[Data entries]
::::::

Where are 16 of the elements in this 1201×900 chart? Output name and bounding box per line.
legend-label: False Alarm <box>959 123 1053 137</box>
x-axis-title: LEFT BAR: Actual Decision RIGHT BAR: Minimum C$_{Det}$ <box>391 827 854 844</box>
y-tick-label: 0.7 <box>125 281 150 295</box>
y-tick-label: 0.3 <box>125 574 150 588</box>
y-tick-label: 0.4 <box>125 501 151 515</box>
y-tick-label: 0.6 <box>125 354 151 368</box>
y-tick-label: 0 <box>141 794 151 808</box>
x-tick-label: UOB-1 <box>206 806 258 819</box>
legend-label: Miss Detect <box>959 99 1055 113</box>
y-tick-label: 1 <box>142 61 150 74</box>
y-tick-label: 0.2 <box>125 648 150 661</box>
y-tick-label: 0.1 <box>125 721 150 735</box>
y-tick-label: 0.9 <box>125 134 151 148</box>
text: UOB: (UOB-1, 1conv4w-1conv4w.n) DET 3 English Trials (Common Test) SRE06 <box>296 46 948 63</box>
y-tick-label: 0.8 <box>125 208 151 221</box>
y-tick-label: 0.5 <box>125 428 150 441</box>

::::::

● **DIRECTION**: Format the lines of the data above as a numbered list, omitting any blank lines.

● **ANSWER TO THE TASK**:
1. Where are 16 of the elements in this 1201×900 chart? Output name and bounding box per line.
2. legend-label: False Alarm <box>959 123 1053 137</box>
3. x-axis-title: LEFT BAR: Actual Decision RIGHT BAR: Minimum C$_{Det}$ <box>391 827 854 844</box>
4. y-tick-label: 0.7 <box>125 281 150 295</box>
5. y-tick-label: 0.3 <box>125 574 150 588</box>
6. y-tick-label: 0.4 <box>125 501 151 515</box>
7. y-tick-label: 0.6 <box>125 354 151 368</box>
8. y-tick-label: 0 <box>141 794 151 808</box>
9. x-tick-label: UOB-1 <box>206 806 258 819</box>
10. legend-label: Miss Detect <box>959 99 1055 113</box>
11. y-tick-label: 1 <box>142 61 150 74</box>
12. y-tick-label: 0.2 <box>125 648 150 661</box>
13. y-tick-label: 0.1 <box>125 721 150 735</box>
14. y-tick-label: 0.9 <box>125 134 151 148</box>
15. text: UOB: (UOB-1, 1conv4w-1conv4w.n) DET 3 English Trials (Common Test) SRE06 <box>296 46 948 63</box>
16. y-tick-label: 0.8 <box>125 208 151 221</box>
17. y-tick-label: 0.5 <box>125 428 150 441</box>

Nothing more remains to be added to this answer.